* Task:
Every line of the material below must be repeated exactly.

- - - - -

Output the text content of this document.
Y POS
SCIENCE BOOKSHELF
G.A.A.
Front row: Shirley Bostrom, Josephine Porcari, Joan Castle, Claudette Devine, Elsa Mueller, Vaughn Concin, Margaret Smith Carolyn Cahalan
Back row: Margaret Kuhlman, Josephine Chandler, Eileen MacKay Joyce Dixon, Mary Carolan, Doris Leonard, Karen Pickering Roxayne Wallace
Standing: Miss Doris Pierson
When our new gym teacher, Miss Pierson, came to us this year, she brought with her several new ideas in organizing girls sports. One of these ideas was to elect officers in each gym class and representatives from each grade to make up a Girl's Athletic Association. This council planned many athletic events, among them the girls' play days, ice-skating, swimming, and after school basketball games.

- - - - -

* Reply:
Output the text content of this document.
Y POS
SCIENCE BOOKSHELF
G.A.A.
Front row: Shirley Bostrom, Josephine Porcari, Joan Castle, Claudette Devine, Elsa Mueller, Vaughn Concin, Margaret Smith Carolyn Cahalan
Back row: Margaret Kuhlman, Josephine Chandler, Eileen MacKay Joyce Dixon, Mary Carolan, Doris Leonard, Karen Pickering Roxayne Wallace
Standing: Miss Doris Pierson
When our new gym teacher, Miss Pierson, came to us this year, she brought with her several new ideas in organizing girls sports. One of these ideas was to elect officers in each gym class and representatives from each grade to make up a Girl's Athletic Association. This council planned many athletic events, among them the girls' play days, ice-skating, swimming, and after school basketball games.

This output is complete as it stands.